→ Problem requirements
Exactly as given, repeat all of the entries.

Records contained in a dataset:
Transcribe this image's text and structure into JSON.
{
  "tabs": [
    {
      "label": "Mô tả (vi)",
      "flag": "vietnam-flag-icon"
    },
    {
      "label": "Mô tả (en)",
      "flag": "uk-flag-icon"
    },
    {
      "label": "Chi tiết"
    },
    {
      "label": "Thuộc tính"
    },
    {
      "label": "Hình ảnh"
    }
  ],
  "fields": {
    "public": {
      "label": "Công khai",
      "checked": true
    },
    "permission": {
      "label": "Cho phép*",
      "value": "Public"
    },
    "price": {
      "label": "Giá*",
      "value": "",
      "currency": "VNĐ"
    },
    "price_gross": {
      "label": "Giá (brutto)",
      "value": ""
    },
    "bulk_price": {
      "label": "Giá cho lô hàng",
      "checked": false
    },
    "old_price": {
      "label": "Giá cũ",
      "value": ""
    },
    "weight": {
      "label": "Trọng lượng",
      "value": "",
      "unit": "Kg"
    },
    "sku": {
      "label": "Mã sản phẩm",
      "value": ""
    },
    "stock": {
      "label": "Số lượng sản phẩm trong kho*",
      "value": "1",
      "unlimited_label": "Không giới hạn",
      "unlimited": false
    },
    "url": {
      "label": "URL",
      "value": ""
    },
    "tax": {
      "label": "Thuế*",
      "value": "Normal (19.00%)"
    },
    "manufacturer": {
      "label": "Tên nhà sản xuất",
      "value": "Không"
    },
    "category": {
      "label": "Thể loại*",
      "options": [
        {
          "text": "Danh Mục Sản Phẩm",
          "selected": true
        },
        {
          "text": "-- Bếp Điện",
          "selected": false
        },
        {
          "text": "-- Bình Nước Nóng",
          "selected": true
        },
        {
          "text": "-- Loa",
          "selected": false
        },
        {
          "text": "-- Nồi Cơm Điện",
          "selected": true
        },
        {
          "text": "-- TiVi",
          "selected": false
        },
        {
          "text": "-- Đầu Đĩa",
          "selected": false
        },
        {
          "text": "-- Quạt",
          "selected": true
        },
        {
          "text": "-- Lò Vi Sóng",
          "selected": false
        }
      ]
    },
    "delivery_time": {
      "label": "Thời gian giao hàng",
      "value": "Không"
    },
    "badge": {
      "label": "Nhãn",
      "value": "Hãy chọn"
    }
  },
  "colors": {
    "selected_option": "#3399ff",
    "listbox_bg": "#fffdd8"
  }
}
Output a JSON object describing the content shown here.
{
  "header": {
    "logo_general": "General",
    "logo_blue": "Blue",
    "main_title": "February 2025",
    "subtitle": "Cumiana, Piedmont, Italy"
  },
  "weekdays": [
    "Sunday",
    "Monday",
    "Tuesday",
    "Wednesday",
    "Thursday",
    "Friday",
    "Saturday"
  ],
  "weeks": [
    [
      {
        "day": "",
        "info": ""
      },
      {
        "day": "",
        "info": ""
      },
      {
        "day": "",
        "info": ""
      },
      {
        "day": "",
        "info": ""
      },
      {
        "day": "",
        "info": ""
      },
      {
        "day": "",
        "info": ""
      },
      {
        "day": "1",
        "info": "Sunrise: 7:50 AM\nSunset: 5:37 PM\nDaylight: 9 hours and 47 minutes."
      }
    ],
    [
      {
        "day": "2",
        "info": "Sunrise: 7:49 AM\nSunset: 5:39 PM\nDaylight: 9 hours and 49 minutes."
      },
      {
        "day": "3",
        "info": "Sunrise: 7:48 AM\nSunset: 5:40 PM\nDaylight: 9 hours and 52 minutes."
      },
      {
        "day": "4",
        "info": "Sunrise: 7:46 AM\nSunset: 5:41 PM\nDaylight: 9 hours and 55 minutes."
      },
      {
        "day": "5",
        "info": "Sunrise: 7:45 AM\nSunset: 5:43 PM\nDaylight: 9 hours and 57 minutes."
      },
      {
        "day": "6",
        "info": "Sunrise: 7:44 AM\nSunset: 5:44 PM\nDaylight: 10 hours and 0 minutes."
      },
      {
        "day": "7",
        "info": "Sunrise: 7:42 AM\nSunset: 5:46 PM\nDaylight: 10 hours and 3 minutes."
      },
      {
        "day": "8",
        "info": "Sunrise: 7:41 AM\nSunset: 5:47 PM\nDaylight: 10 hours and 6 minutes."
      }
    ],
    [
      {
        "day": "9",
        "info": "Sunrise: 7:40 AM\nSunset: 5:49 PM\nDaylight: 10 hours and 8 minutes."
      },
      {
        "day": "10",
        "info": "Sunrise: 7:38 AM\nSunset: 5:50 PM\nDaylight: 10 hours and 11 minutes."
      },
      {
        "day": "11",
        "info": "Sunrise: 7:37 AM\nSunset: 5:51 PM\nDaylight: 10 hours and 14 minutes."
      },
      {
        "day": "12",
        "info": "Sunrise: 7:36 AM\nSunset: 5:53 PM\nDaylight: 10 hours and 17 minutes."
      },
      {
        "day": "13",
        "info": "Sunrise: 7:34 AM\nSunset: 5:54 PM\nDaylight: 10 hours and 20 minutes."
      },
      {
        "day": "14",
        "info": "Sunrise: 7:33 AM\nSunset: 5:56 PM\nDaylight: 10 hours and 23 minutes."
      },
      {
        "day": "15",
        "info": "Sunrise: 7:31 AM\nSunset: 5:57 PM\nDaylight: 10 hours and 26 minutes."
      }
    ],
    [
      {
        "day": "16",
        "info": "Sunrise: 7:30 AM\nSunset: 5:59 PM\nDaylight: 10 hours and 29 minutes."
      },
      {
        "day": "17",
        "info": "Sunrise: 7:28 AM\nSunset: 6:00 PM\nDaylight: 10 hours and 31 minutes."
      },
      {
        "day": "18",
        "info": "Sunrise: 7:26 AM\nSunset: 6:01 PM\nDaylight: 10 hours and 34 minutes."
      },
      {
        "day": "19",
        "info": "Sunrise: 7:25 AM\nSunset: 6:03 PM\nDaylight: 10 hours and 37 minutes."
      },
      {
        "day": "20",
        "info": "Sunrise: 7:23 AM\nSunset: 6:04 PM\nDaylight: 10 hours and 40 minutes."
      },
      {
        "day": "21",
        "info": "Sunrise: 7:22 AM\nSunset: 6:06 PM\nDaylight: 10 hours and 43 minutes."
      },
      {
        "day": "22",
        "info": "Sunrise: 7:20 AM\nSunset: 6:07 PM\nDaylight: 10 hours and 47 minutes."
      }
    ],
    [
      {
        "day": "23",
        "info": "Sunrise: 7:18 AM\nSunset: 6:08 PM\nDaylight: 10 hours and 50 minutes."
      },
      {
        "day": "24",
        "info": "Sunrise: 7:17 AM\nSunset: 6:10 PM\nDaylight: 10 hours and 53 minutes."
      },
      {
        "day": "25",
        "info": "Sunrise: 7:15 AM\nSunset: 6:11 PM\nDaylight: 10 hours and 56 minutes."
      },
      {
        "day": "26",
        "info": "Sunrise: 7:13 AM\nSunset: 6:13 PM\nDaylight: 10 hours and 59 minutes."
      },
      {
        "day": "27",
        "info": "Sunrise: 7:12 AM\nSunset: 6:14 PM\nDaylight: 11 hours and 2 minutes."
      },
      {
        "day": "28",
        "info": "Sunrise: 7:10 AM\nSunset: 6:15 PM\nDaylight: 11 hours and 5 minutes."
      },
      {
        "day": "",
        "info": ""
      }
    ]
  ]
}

→ Reply to the task
Transcribe this image's text and structure into JSON.
{
  "tabs": [
    {
      "label": "Mô tả (vi)",
      "flag": "vietnam-flag-icon"
    },
    {
      "label": "Mô tả (en)",
      "flag": "uk-flag-icon"
    },
    {
      "label": "Chi tiết"
    },
    {
      "label": "Thuộc tính"
    },
    {
      "label": "Hình ảnh"
    }
  ],
  "fields": {
    "public": {
      "label": "Công khai",
      "checked": true
    },
    "permission": {
      "label": "Cho phép*",
      "value": "Public"
    },
    "price": {
      "label": "Giá*",
      "value": "",
      "currency": "VNĐ"
    },
    "price_gross": {
      "label": "Giá (brutto)",
      "value": ""
    },
    "bulk_price": {
      "label": "Giá cho lô hàng",
      "checked": false
    },
    "old_price": {
      "label": "Giá cũ",
      "value": ""
    },
    "weight": {
      "label": "Trọng lượng",
      "value": "",
      "unit": "Kg"
    },
    "sku": {
      "label": "Mã sản phẩm",
      "value": ""
    },
    "stock": {
      "label": "Số lượng sản phẩm trong kho*",
      "value": "1",
      "unlimited_label": "Không giới hạn",
      "unlimited": false
    },
    "url": {
      "label": "URL",
      "value": ""
    },
    "tax": {
      "label": "Thuế*",
      "value": "Normal (19.00%)"
    },
    "manufacturer": {
      "label": "Tên nhà sản xuất",
      "value": "Không"
    },
    "category": {
      "label": "Thể loại*",
      "options": [
        {
          "text": "Danh Mục Sản Phẩm",
          "selected": true
        },
        {
          "text": "-- Bếp Điện",
          "selected": false
        },
        {
          "text": "-- Bình Nước Nóng",
          "selected": true
        },
        {
          "text": "-- Loa",
          "selected": false
        },
        {
          "text": "-- Nồi Cơm Điện",
          "selected": true
        },
        {
          "text": "-- TiVi",
          "selected": false
        },
        {
          "text": "-- Đầu Đĩa",
          "selected": false
        },
        {
          "text": "-- Quạt",
          "selected": true
        },
        {
          "text": "-- Lò Vi Sóng",
          "selected": false
        }
      ]
    },
    "delivery_time": {
      "label": "Thời gian giao hàng",
      "value": "Không"
    },
    "badge": {
      "label": "Nhãn",
      "value": "Hãy chọn"
    }
  },
  "colors": {
    "selected_option": "#3399ff",
    "listbox_bg": "#fffdd8"
  }
}
Output a JSON object describing the content shown here.
{
  "header": {
    "logo_general": "General",
    "logo_blue": "Blue",
    "main_title": "February 2025",
    "subtitle": "Cumiana, Piedmont, Italy"
  },
  "weekdays": [
    "Sunday",
    "Monday",
    "Tuesday",
    "Wednesday",
    "Thursday",
    "Friday",
    "Saturday"
  ],
  "weeks": [
    [
      {
        "day": "",
        "info": ""
      },
      {
        "day": "",
        "info": ""
      },
      {
        "day": "",
        "info": ""
      },
      {
        "day": "",
        "info": ""
      },
      {
        "day": "",
        "info": ""
      },
      {
        "day": "",
        "info": ""
      },
      {
        "day": "1",
        "info": "Sunrise: 7:50 AM\nSunset: 5:37 PM\nDaylight: 9 hours and 47 minutes."
      }
    ],
    [
      {
        "day": "2",
        "info": "Sunrise: 7:49 AM\nSunset: 5:39 PM\nDaylight: 9 hours and 49 minutes."
      },
      {
        "day": "3",
        "info": "Sunrise: 7:48 AM\nSunset: 5:40 PM\nDaylight: 9 hours and 52 minutes."
      },
      {
        "day": "4",
        "info": "Sunrise: 7:46 AM\nSunset: 5:41 PM\nDaylight: 9 hours and 55 minutes."
      },
      {
        "day": "5",
        "info": "Sunrise: 7:45 AM\nSunset: 5:43 PM\nDaylight: 9 hours and 57 minutes."
      },
      {
        "day": "6",
        "info": "Sunrise: 7:44 AM\nSunset: 5:44 PM\nDaylight: 10 hours and 0 minutes."
      },
      {
        "day": "7",
        "info": "Sunrise: 7:42 AM\nSunset: 5:46 PM\nDaylight: 10 hours and 3 minutes."
      },
      {
        "day": "8",
        "info": "Sunrise: 7:41 AM\nSunset: 5:47 PM\nDaylight: 10 hours and 6 minutes."
      }
    ],
    [
      {
        "day": "9",
        "info": "Sunrise: 7:40 AM\nSunset: 5:49 PM\nDaylight: 10 hours and 8 minutes."
      },
      {
        "day": "10",
        "info": "Sunrise: 7:38 AM\nSunset: 5:50 PM\nDaylight: 10 hours and 11 minutes."
      },
      {
        "day": "11",
        "info": "Sunrise: 7:37 AM\nSunset: 5:51 PM\nDaylight: 10 hours and 14 minutes."
      },
      {
        "day": "12",
        "info": "Sunrise: 7:36 AM\nSunset: 5:53 PM\nDaylight: 10 hours and 17 minutes."
      },
      {
        "day": "13",
        "info": "Sunrise: 7:34 AM\nSunset: 5:54 PM\nDaylight: 10 hours and 20 minutes."
      },
      {
        "day": "14",
        "info": "Sunrise: 7:33 AM\nSunset: 5:56 PM\nDaylight: 10 hours and 23 minutes."
      },
      {
        "day": "15",
        "info": "Sunrise: 7:31 AM\nSunset: 5:57 PM\nDaylight: 10 hours and 26 minutes."
      }
    ],
    [
      {
        "day": "16",
        "info": "Sunrise: 7:30 AM\nSunset: 5:59 PM\nDaylight: 10 hours and 29 minutes."
      },
      {
        "day": "17",
        "info": "Sunrise: 7:28 AM\nSunset: 6:00 PM\nDaylight: 10 hours and 31 minutes."
      },
      {
        "day": "18",
        "info": "Sunrise: 7:26 AM\nSunset: 6:01 PM\nDaylight: 10 hours and 34 minutes."
      },
      {
        "day": "19",
        "info": "Sunrise: 7:25 AM\nSunset: 6:03 PM\nDaylight: 10 hours and 37 minutes."
      },
      {
        "day": "20",
        "info": "Sunrise: 7:23 AM\nSunset: 6:04 PM\nDaylight: 10 hours and 40 minutes."
      },
      {
        "day": "21",
        "info": "Sunrise: 7:22 AM\nSunset: 6:06 PM\nDaylight: 10 hours and 43 minutes."
      },
      {
        "day": "22",
        "info": "Sunrise: 7:20 AM\nSunset: 6:07 PM\nDaylight: 10 hours and 47 minutes."
      }
    ],
    [
      {
        "day": "23",
        "info": "Sunrise: 7:18 AM\nSunset: 6:08 PM\nDaylight: 10 hours and 50 minutes."
      },
      {
        "day": "24",
        "info": "Sunrise: 7:17 AM\nSunset: 6:10 PM\nDaylight: 10 hours and 53 minutes."
      },
      {
        "day": "25",
        "info": "Sunrise: 7:15 AM\nSunset: 6:11 PM\nDaylight: 10 hours and 56 minutes."
      },
      {
        "day": "26",
        "info": "Sunrise: 7:13 AM\nSunset: 6:13 PM\nDaylight: 10 hours and 59 minutes."
      },
      {
        "day": "27",
        "info": "Sunrise: 7:12 AM\nSunset: 6:14 PM\nDaylight: 11 hours and 2 minutes."
      },
      {
        "day": "28",
        "info": "Sunrise: 7:10 AM\nSunset: 6:15 PM\nDaylight: 11 hours and 5 minutes."
      },
      {
        "day": "",
        "info": ""
      }
    ]
  ]
}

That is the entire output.